● Exercise objective
Find the lines that contain the word "Total" and copy each one.

=== Data supplied ===

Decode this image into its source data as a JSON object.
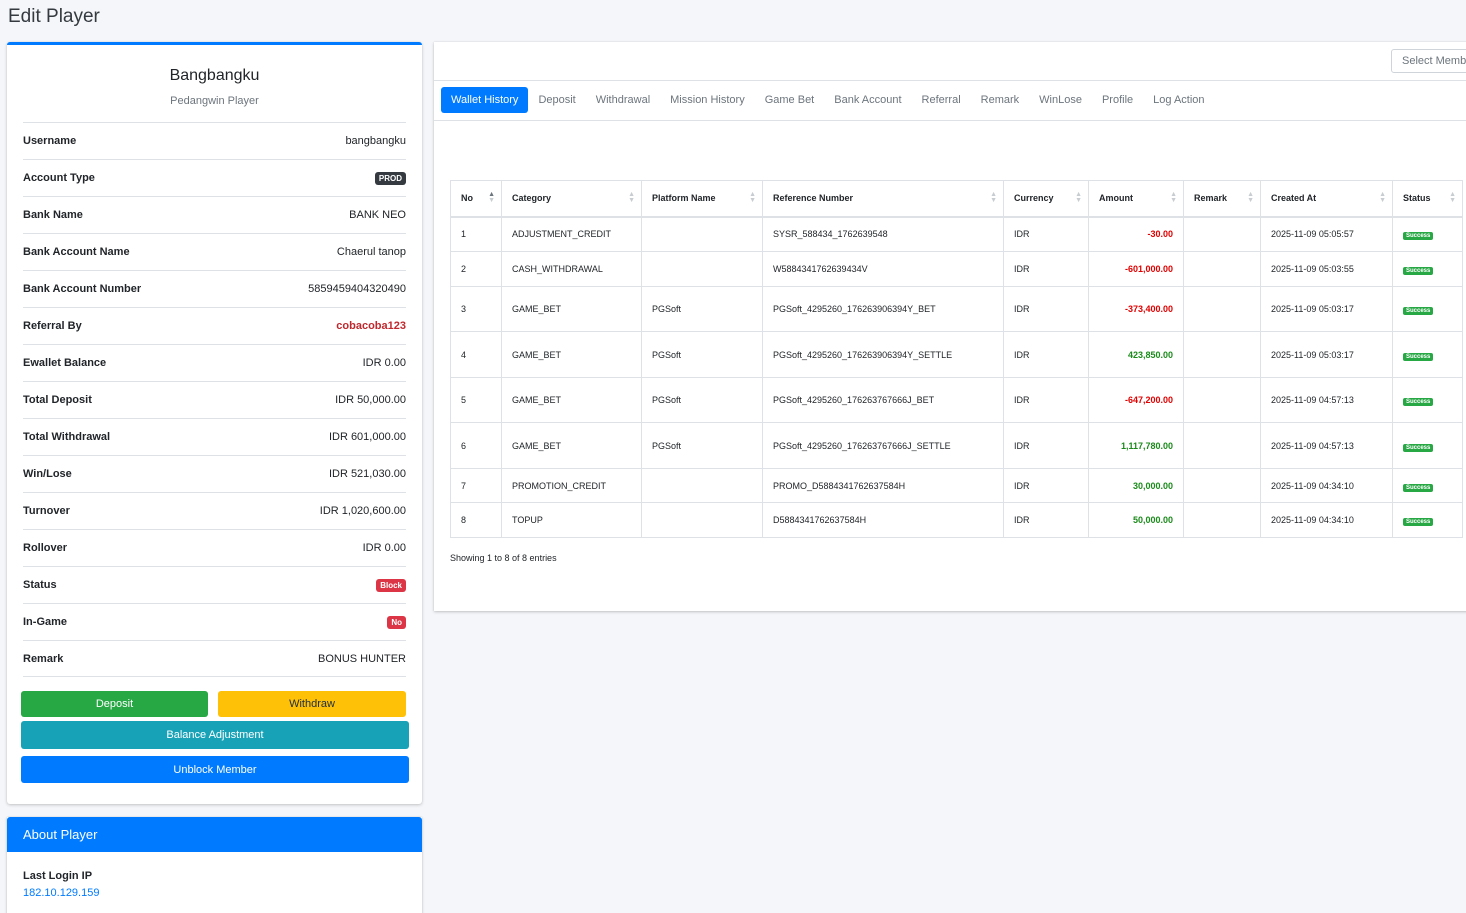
{
  "page": {
    "title": "Edit Player"
  },
  "profile": {
    "name": "Bangbangku",
    "subtitle": "Pedangwin Player",
    "rows": [
      {
        "label": "Username",
        "value": "bangbangku"
      },
      {
        "label": "Account Type",
        "value": "PROD"
      },
      {
        "label": "Bank Name",
        "value": "BANK NEO"
      },
      {
        "label": "Bank Account Name",
        "value": "Chaerul tanop"
      },
      {
        "label": "Bank Account Number",
        "value": "5859459404320490"
      },
      {
        "label": "Referral By",
        "value": "cobacoba123"
      },
      {
        "label": "Ewallet Balance",
        "value": "IDR 0.00"
      },
      {
        "label": "Total Deposit",
        "value": "IDR 50,000.00"
      },
      {
        "label": "Total Withdrawal",
        "value": "IDR 601,000.00"
      },
      {
        "label": "Win/Lose",
        "value": "IDR 521,030.00"
      },
      {
        "label": "Turnover",
        "value": "IDR 1,020,600.00"
      },
      {
        "label": "Rollover",
        "value": "IDR 0.00"
      },
      {
        "label": "Status",
        "value": "Block"
      },
      {
        "label": "In-Game",
        "value": "No"
      },
      {
        "label": "Remark",
        "value": "BONUS HUNTER"
      }
    ],
    "buttons": {
      "deposit": "Deposit",
      "withdraw": "Withdraw",
      "adjust": "Balance Adjustment",
      "unblock": "Unblock Member"
    }
  },
  "about": {
    "title": "About Player",
    "last_login_label": "Last Login IP",
    "last_login_ip": "182.10.129.159"
  },
  "main": {
    "select_placeholder": "Select Member",
    "tabs": [
      "Wallet History",
      "Deposit",
      "Withdrawal",
      "Mission History",
      "Game Bet",
      "Bank Account",
      "Referral",
      "Remark",
      "WinLose",
      "Profile",
      "Log Action"
    ],
    "table": {
      "headers": [
        "No",
        "Category",
        "Platform Name",
        "Reference Number",
        "Currency",
        "Amount",
        "Remark",
        "Created At",
        "Status"
      ],
      "rows": [
        {
          "no": "1",
          "category": "ADJUSTMENT_CREDIT",
          "platform": "",
          "ref": "SYSR_588434_1762639548",
          "currency": "IDR",
          "amount": "-30.00",
          "remark": "",
          "created": "2025-11-09 05:05:57",
          "status": "Success"
        },
        {
          "no": "2",
          "category": "CASH_WITHDRAWAL",
          "platform": "",
          "ref": "W5884341762639434V",
          "currency": "IDR",
          "amount": "-601,000.00",
          "remark": "",
          "created": "2025-11-09 05:03:55",
          "status": "Success"
        },
        {
          "no": "3",
          "category": "GAME_BET",
          "platform": "PGSoft",
          "ref": "PGSoft_4295260_176263906394Y_BET",
          "currency": "IDR",
          "amount": "-373,400.00",
          "remark": "",
          "created": "2025-11-09 05:03:17",
          "status": "Success"
        },
        {
          "no": "4",
          "category": "GAME_BET",
          "platform": "PGSoft",
          "ref": "PGSoft_4295260_176263906394Y_SETTLE",
          "currency": "IDR",
          "amount": "423,850.00",
          "remark": "",
          "created": "2025-11-09 05:03:17",
          "status": "Success"
        },
        {
          "no": "5",
          "category": "GAME_BET",
          "platform": "PGSoft",
          "ref": "PGSoft_4295260_176263767666J_BET",
          "currency": "IDR",
          "amount": "-647,200.00",
          "remark": "",
          "created": "2025-11-09 04:57:13",
          "status": "Success"
        },
        {
          "no": "6",
          "category": "GAME_BET",
          "platform": "PGSoft",
          "ref": "PGSoft_4295260_176263767666J_SETTLE",
          "currency": "IDR",
          "amount": "1,117,780.00",
          "remark": "",
          "created": "2025-11-09 04:57:13",
          "status": "Success"
        },
        {
          "no": "7",
          "category": "PROMOTION_CREDIT",
          "platform": "",
          "ref": "PROMO_D5884341762637584H",
          "currency": "IDR",
          "amount": "30,000.00",
          "remark": "",
          "created": "2025-11-09 04:34:10",
          "status": "Success"
        },
        {
          "no": "8",
          "category": "TOPUP",
          "platform": "",
          "ref": "D5884341762637584H",
          "currency": "IDR",
          "amount": "50,000.00",
          "remark": "",
          "created": "2025-11-09 04:34:10",
          "status": "Success"
        }
      ]
    },
    "showing": "Showing 1 to 8 of 8 entries"
  },
  "colors": {
    "primary": "#007bff",
    "success": "#28a745",
    "warning": "#ffc107",
    "info": "#17a2b8",
    "danger": "#dc3545",
    "negative": "#e00000",
    "positive": "#1a8a1a"
  }
}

===

● Written answer
        "label": "Total Deposit",
        "label": "Total Withdrawal",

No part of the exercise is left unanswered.